## DO THIS
Select every line containing the word "Based" from the material, and copy those lines.

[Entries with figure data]

========

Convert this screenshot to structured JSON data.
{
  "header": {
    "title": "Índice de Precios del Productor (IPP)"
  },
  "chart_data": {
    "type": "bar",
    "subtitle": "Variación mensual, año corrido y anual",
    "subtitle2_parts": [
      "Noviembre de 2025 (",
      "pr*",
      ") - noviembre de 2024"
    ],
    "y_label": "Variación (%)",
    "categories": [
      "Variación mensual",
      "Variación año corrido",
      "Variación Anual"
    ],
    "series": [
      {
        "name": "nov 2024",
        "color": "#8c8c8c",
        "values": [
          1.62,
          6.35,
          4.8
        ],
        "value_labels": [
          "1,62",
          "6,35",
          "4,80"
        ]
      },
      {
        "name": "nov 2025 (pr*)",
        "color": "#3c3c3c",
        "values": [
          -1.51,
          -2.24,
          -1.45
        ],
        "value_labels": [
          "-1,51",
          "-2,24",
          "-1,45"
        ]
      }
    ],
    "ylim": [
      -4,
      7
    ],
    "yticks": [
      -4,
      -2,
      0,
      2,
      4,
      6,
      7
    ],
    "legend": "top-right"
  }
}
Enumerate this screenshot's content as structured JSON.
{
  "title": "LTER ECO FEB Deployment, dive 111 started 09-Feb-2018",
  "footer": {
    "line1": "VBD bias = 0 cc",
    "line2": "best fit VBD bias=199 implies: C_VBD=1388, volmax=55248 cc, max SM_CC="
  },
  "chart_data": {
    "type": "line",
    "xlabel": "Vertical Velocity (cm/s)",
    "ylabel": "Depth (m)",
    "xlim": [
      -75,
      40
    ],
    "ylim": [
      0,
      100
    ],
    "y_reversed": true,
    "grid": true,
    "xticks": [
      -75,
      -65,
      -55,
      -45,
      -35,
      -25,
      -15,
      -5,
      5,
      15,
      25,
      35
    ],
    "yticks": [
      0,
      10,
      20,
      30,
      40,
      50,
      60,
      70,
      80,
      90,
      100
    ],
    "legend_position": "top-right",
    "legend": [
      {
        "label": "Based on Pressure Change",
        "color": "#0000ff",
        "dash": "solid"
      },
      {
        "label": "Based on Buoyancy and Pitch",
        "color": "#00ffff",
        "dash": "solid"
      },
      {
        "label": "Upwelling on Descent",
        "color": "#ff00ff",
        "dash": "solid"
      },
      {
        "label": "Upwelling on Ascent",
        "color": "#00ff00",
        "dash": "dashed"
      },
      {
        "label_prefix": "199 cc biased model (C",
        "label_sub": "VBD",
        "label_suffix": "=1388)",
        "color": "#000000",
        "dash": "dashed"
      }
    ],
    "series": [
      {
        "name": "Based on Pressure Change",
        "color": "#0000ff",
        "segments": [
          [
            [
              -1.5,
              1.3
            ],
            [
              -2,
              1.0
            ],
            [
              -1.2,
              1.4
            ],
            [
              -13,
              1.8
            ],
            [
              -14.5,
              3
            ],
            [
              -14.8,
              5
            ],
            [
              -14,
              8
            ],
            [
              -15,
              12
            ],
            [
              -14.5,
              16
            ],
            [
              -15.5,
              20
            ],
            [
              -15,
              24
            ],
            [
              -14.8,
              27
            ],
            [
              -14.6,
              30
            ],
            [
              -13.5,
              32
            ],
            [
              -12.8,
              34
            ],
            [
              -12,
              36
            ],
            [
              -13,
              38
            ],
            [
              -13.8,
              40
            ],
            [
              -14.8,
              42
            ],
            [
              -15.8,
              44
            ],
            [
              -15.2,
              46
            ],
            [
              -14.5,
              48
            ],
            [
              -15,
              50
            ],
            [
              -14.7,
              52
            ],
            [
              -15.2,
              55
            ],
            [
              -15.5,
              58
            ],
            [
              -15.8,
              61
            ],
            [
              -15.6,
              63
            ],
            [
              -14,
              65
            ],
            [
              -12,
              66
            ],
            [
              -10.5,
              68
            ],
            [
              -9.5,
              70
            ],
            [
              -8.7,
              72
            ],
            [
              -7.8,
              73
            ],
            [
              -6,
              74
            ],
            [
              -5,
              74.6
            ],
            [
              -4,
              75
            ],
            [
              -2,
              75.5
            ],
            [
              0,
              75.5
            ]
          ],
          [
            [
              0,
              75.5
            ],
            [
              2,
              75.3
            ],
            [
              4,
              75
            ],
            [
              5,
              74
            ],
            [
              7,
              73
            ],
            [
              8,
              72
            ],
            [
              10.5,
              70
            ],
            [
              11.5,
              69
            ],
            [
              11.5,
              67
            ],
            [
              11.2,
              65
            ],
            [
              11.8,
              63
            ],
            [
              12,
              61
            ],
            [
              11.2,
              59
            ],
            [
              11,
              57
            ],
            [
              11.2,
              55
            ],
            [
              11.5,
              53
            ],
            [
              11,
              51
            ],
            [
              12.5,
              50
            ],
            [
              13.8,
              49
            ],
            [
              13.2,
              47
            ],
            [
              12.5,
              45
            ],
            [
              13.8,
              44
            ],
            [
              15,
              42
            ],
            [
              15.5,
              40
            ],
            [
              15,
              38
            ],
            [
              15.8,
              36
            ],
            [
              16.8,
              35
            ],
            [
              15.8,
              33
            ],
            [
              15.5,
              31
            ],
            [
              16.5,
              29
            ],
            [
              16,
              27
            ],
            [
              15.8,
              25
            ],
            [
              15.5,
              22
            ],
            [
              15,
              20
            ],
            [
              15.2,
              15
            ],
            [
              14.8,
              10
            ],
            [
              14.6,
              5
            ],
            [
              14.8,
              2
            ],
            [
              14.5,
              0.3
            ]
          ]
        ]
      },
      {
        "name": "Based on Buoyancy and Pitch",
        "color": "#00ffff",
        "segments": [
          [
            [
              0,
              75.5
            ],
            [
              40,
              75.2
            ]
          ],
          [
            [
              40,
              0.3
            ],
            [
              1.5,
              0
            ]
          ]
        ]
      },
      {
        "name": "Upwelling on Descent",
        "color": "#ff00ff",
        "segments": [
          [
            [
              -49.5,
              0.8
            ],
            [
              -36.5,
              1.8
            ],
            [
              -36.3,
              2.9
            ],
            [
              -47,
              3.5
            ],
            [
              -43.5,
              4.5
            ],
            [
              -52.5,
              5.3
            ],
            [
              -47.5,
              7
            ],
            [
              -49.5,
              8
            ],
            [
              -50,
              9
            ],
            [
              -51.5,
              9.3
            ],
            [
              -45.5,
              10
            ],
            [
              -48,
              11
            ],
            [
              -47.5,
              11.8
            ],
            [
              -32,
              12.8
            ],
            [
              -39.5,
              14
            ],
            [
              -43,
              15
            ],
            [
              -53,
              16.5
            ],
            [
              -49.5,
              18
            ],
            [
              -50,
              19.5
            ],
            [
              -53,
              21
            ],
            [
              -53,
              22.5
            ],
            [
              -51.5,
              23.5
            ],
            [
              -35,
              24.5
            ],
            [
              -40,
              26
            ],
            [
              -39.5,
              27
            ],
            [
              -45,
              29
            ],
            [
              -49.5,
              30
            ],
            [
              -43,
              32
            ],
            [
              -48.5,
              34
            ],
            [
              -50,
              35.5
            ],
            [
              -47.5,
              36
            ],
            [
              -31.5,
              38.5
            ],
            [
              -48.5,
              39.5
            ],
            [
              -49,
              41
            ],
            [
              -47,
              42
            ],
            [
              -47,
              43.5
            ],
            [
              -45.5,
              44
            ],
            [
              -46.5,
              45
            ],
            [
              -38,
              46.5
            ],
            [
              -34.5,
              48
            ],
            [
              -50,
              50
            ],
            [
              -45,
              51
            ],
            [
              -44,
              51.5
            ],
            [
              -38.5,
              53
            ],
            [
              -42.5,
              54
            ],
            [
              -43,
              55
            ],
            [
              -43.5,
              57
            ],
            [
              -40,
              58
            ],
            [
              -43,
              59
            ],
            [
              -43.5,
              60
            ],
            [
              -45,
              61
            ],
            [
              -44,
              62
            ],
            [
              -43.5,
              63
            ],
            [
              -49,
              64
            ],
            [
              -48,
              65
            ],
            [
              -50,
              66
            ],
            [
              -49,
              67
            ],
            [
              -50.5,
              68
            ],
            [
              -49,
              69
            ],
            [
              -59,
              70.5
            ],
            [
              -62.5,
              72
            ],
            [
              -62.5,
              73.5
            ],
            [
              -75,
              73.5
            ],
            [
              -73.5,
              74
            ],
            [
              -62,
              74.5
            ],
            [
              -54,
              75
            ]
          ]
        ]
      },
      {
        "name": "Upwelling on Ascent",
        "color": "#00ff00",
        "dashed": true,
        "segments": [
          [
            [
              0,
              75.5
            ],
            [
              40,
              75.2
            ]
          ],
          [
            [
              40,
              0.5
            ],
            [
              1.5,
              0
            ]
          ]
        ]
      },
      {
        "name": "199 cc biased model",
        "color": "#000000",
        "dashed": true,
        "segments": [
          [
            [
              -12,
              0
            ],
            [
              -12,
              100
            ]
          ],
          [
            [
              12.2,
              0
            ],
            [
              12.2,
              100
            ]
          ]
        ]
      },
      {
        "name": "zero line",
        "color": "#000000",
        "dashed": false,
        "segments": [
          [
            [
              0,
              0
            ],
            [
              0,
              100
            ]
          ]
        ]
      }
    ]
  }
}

========

## SOLUTION TO THIS PROBLEM
        "label": "Based on Pressure Change",
        "label": "Based on Buoyancy and Pitch",
        "name": "Based on Pressure Change",
        "name": "Based on Buoyancy and Pitch",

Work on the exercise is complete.